## OBJECTIVE
Output all the data exactly. Pictures do not belong in the copy.

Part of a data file
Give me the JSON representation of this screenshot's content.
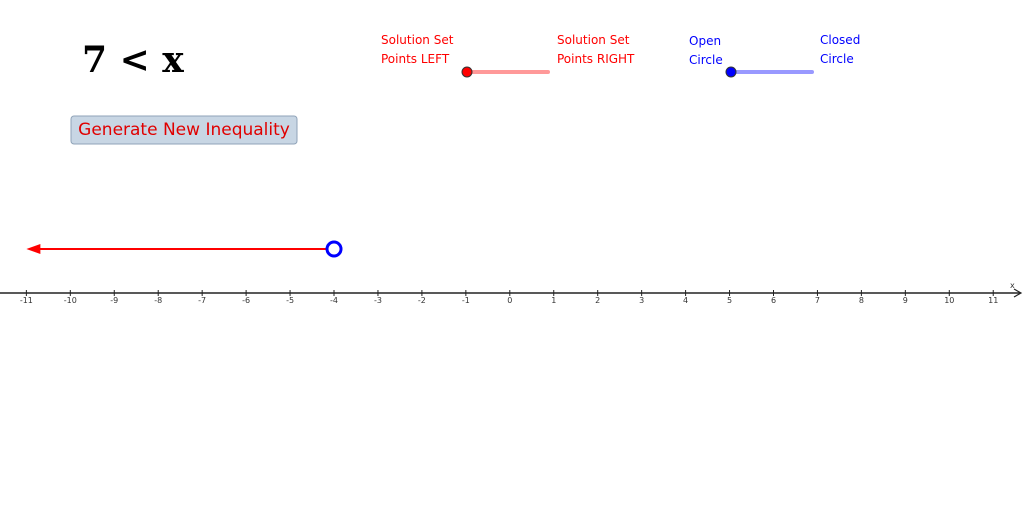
{
  "inequality": "7 < x",
  "button": {
    "label": "Generate New Inequality"
  },
  "sliders": [
    {
      "left_label": [
        "Solution Set",
        "Points LEFT"
      ],
      "right_label": [
        "Solution Set",
        "Points RIGHT"
      ],
      "color": "#ff0000"
    },
    {
      "left_label": [
        "Open",
        "Circle"
      ],
      "right_label": [
        "Closed",
        "Circle"
      ],
      "color": "#0000ff"
    }
  ],
  "number_line": {
    "axis_label": "x",
    "xlim": [
      -11.6,
      11.7
    ],
    "ticks": [
      -11,
      -10,
      -9,
      -8,
      -7,
      -6,
      -5,
      -4,
      -3,
      -2,
      -1,
      0,
      1,
      2,
      3,
      4,
      5,
      6,
      7,
      8,
      9,
      10,
      11
    ],
    "point": -4,
    "ray_color": "#ff0000",
    "point_color": "#0000ff"
  }
}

## TASK RESULT
Give me the JSON representation of this screenshot's content.
{
  "inequality": "7 < x",
  "button": {
    "label": "Generate New Inequality"
  },
  "sliders": [
    {
      "left_label": [
        "Solution Set",
        "Points LEFT"
      ],
      "right_label": [
        "Solution Set",
        "Points RIGHT"
      ],
      "color": "#ff0000"
    },
    {
      "left_label": [
        "Open",
        "Circle"
      ],
      "right_label": [
        "Closed",
        "Circle"
      ],
      "color": "#0000ff"
    }
  ],
  "number_line": {
    "axis_label": "x",
    "xlim": [
      -11.6,
      11.7
    ],
    "ticks": [
      -11,
      -10,
      -9,
      -8,
      -7,
      -6,
      -5,
      -4,
      -3,
      -2,
      -1,
      0,
      1,
      2,
      3,
      4,
      5,
      6,
      7,
      8,
      9,
      10,
      11
    ],
    "point": -4,
    "ray_color": "#ff0000",
    "point_color": "#0000ff"
  }
}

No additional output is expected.